→ **Given instruction**
Leave out the pictures and copy the remaining records exactly.

→ **Stored items from a collection**
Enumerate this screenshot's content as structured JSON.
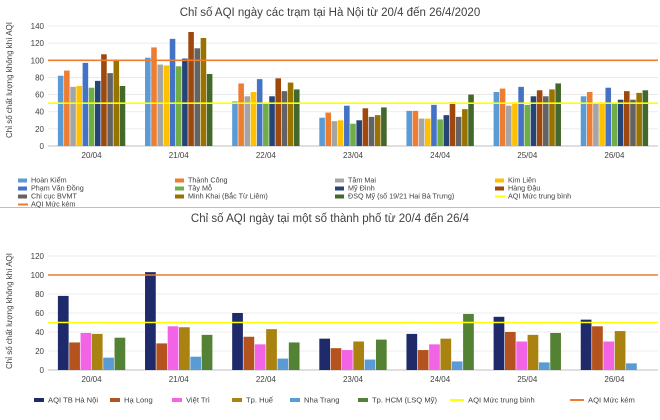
{
  "colors": {
    "hoan_kiem": "#5B9BD5",
    "thanh_cong": "#ED7D31",
    "tam_mai": "#A5A5A5",
    "kim_lien": "#FFC000",
    "pham_van_dong": "#4472C4",
    "tay_mo": "#70AD47",
    "my_dinh": "#264478",
    "hang_dau": "#9E480E",
    "chi_cuc_bvmt": "#636363",
    "minh_khai": "#997300",
    "dsq_my": "#43682B",
    "line_tb": "#FFFF00",
    "line_kem": "#ED7D31",
    "tb_hanoi": "#1F2A6B",
    "ha_long": "#B4531E",
    "viet_tri": "#F263E6",
    "tp_hue": "#A98212",
    "nha_trang": "#5B9BD5",
    "tp_hcm": "#548235"
  },
  "chart_data": [
    {
      "type": "bar",
      "title": "Chỉ số AQI ngày các trạm tại Hà Nội từ 20/4 đến 26/4/2020",
      "ylabel": "Chỉ số chất lượng không khí AQI",
      "xlabel": "",
      "ylim": [
        0,
        140
      ],
      "yticks": [
        0,
        20,
        40,
        60,
        80,
        100,
        120,
        140
      ],
      "categories": [
        "20/04",
        "21/04",
        "22/04",
        "23/04",
        "24/04",
        "25/04",
        "26/04"
      ],
      "series": [
        {
          "name": "Hoàn Kiếm",
          "color_key": "hoan_kiem",
          "values": [
            82,
            103,
            52,
            33,
            41,
            63,
            58
          ]
        },
        {
          "name": "Thành Công",
          "color_key": "thanh_cong",
          "values": [
            88,
            115,
            73,
            39,
            41,
            67,
            63
          ]
        },
        {
          "name": "Tâm Mai",
          "color_key": "tam_mai",
          "values": [
            69,
            95,
            58,
            29,
            32,
            47,
            49
          ]
        },
        {
          "name": "Kim Liên",
          "color_key": "kim_lien",
          "values": [
            70,
            94,
            63,
            30,
            32,
            51,
            51
          ]
        },
        {
          "name": "Phạm Văn Đồng",
          "color_key": "pham_van_dong",
          "values": [
            97,
            125,
            78,
            47,
            48,
            69,
            68
          ]
        },
        {
          "name": "Tây Mỗ",
          "color_key": "tay_mo",
          "values": [
            68,
            93,
            50,
            26,
            31,
            48,
            50
          ]
        },
        {
          "name": "Mỹ Đình",
          "color_key": "my_dinh",
          "values": [
            76,
            102,
            58,
            30,
            36,
            58,
            54
          ]
        },
        {
          "name": "Hàng Đậu",
          "color_key": "hang_dau",
          "values": [
            107,
            133,
            79,
            44,
            51,
            65,
            64
          ]
        },
        {
          "name": "Chi cục BVMT",
          "color_key": "chi_cuc_bvmt",
          "values": [
            85,
            114,
            64,
            34,
            34,
            58,
            54
          ]
        },
        {
          "name": "Minh Khai (Bắc Từ Liêm)",
          "color_key": "minh_khai",
          "values": [
            100,
            126,
            74,
            36,
            43,
            66,
            62
          ]
        },
        {
          "name": "ĐSQ Mỹ (số 19/21 Hai Bà Trưng)",
          "color_key": "dsq_my",
          "values": [
            70,
            84,
            66,
            45,
            60,
            73,
            65
          ]
        }
      ],
      "reference_lines": [
        {
          "name": "AQI Mức trung bình",
          "color_key": "line_tb",
          "value": 50
        },
        {
          "name": "AQI Mức kém",
          "color_key": "line_kem",
          "value": 100
        }
      ],
      "legend_position": "bottom"
    },
    {
      "type": "bar",
      "title": "Chỉ số AQI ngày tại một số thành phố từ 20/4 đến 26/4",
      "ylabel": "Chỉ số chất lượng không khí AQI",
      "xlabel": "",
      "ylim": [
        0,
        120
      ],
      "yticks": [
        0,
        20,
        40,
        60,
        80,
        100,
        120
      ],
      "categories": [
        "20/04",
        "21/04",
        "22/04",
        "23/04",
        "24/04",
        "25/04",
        "26/04"
      ],
      "series": [
        {
          "name": "AQI TB Hà Nội",
          "color_key": "tb_hanoi",
          "values": [
            78,
            103,
            60,
            33,
            38,
            56,
            53
          ]
        },
        {
          "name": "Hạ Long",
          "color_key": "ha_long",
          "values": [
            29,
            28,
            35,
            23,
            21,
            40,
            46
          ]
        },
        {
          "name": "Việt Trì",
          "color_key": "viet_tri",
          "values": [
            39,
            46,
            27,
            21,
            27,
            30,
            30
          ]
        },
        {
          "name": "Tp. Huế",
          "color_key": "tp_hue",
          "values": [
            38,
            45,
            43,
            30,
            33,
            37,
            41
          ]
        },
        {
          "name": "Nha Trang",
          "color_key": "nha_trang",
          "values": [
            13,
            14,
            12,
            11,
            9,
            8,
            7
          ]
        },
        {
          "name": "Tp. HCM (LSQ Mỹ)",
          "color_key": "tp_hcm",
          "values": [
            34,
            37,
            29,
            32,
            59,
            39,
            0
          ]
        }
      ],
      "reference_lines": [
        {
          "name": "AQI Mức trung bình",
          "color_key": "line_tb",
          "value": 50
        },
        {
          "name": "AQI Mức kém",
          "color_key": "line_kem",
          "value": 100
        }
      ],
      "legend_position": "bottom"
    }
  ]
}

→ **Completed exercise**
Enumerate this screenshot's content as structured JSON.
{
  "colors": {
    "hoan_kiem": "#5B9BD5",
    "thanh_cong": "#ED7D31",
    "tam_mai": "#A5A5A5",
    "kim_lien": "#FFC000",
    "pham_van_dong": "#4472C4",
    "tay_mo": "#70AD47",
    "my_dinh": "#264478",
    "hang_dau": "#9E480E",
    "chi_cuc_bvmt": "#636363",
    "minh_khai": "#997300",
    "dsq_my": "#43682B",
    "line_tb": "#FFFF00",
    "line_kem": "#ED7D31",
    "tb_hanoi": "#1F2A6B",
    "ha_long": "#B4531E",
    "viet_tri": "#F263E6",
    "tp_hue": "#A98212",
    "nha_trang": "#5B9BD5",
    "tp_hcm": "#548235"
  },
  "chart_data": [
    {
      "type": "bar",
      "title": "Chỉ số AQI ngày các trạm tại Hà Nội từ 20/4 đến 26/4/2020",
      "ylabel": "Chỉ số chất lượng không khí AQI",
      "xlabel": "",
      "ylim": [
        0,
        140
      ],
      "yticks": [
        0,
        20,
        40,
        60,
        80,
        100,
        120,
        140
      ],
      "categories": [
        "20/04",
        "21/04",
        "22/04",
        "23/04",
        "24/04",
        "25/04",
        "26/04"
      ],
      "series": [
        {
          "name": "Hoàn Kiếm",
          "color_key": "hoan_kiem",
          "values": [
            82,
            103,
            52,
            33,
            41,
            63,
            58
          ]
        },
        {
          "name": "Thành Công",
          "color_key": "thanh_cong",
          "values": [
            88,
            115,
            73,
            39,
            41,
            67,
            63
          ]
        },
        {
          "name": "Tâm Mai",
          "color_key": "tam_mai",
          "values": [
            69,
            95,
            58,
            29,
            32,
            47,
            49
          ]
        },
        {
          "name": "Kim Liên",
          "color_key": "kim_lien",
          "values": [
            70,
            94,
            63,
            30,
            32,
            51,
            51
          ]
        },
        {
          "name": "Phạm Văn Đồng",
          "color_key": "pham_van_dong",
          "values": [
            97,
            125,
            78,
            47,
            48,
            69,
            68
          ]
        },
        {
          "name": "Tây Mỗ",
          "color_key": "tay_mo",
          "values": [
            68,
            93,
            50,
            26,
            31,
            48,
            50
          ]
        },
        {
          "name": "Mỹ Đình",
          "color_key": "my_dinh",
          "values": [
            76,
            102,
            58,
            30,
            36,
            58,
            54
          ]
        },
        {
          "name": "Hàng Đậu",
          "color_key": "hang_dau",
          "values": [
            107,
            133,
            79,
            44,
            51,
            65,
            64
          ]
        },
        {
          "name": "Chi cục BVMT",
          "color_key": "chi_cuc_bvmt",
          "values": [
            85,
            114,
            64,
            34,
            34,
            58,
            54
          ]
        },
        {
          "name": "Minh Khai (Bắc Từ Liêm)",
          "color_key": "minh_khai",
          "values": [
            100,
            126,
            74,
            36,
            43,
            66,
            62
          ]
        },
        {
          "name": "ĐSQ Mỹ (số 19/21 Hai Bà Trưng)",
          "color_key": "dsq_my",
          "values": [
            70,
            84,
            66,
            45,
            60,
            73,
            65
          ]
        }
      ],
      "reference_lines": [
        {
          "name": "AQI Mức trung bình",
          "color_key": "line_tb",
          "value": 50
        },
        {
          "name": "AQI Mức kém",
          "color_key": "line_kem",
          "value": 100
        }
      ],
      "legend_position": "bottom"
    },
    {
      "type": "bar",
      "title": "Chỉ số AQI ngày tại một số thành phố từ 20/4 đến 26/4",
      "ylabel": "Chỉ số chất lượng không khí AQI",
      "xlabel": "",
      "ylim": [
        0,
        120
      ],
      "yticks": [
        0,
        20,
        40,
        60,
        80,
        100,
        120
      ],
      "categories": [
        "20/04",
        "21/04",
        "22/04",
        "23/04",
        "24/04",
        "25/04",
        "26/04"
      ],
      "series": [
        {
          "name": "AQI TB Hà Nội",
          "color_key": "tb_hanoi",
          "values": [
            78,
            103,
            60,
            33,
            38,
            56,
            53
          ]
        },
        {
          "name": "Hạ Long",
          "color_key": "ha_long",
          "values": [
            29,
            28,
            35,
            23,
            21,
            40,
            46
          ]
        },
        {
          "name": "Việt Trì",
          "color_key": "viet_tri",
          "values": [
            39,
            46,
            27,
            21,
            27,
            30,
            30
          ]
        },
        {
          "name": "Tp. Huế",
          "color_key": "tp_hue",
          "values": [
            38,
            45,
            43,
            30,
            33,
            37,
            41
          ]
        },
        {
          "name": "Nha Trang",
          "color_key": "nha_trang",
          "values": [
            13,
            14,
            12,
            11,
            9,
            8,
            7
          ]
        },
        {
          "name": "Tp. HCM (LSQ Mỹ)",
          "color_key": "tp_hcm",
          "values": [
            34,
            37,
            29,
            32,
            59,
            39,
            0
          ]
        }
      ],
      "reference_lines": [
        {
          "name": "AQI Mức trung bình",
          "color_key": "line_tb",
          "value": 50
        },
        {
          "name": "AQI Mức kém",
          "color_key": "line_kem",
          "value": 100
        }
      ],
      "legend_position": "bottom"
    }
  ]
}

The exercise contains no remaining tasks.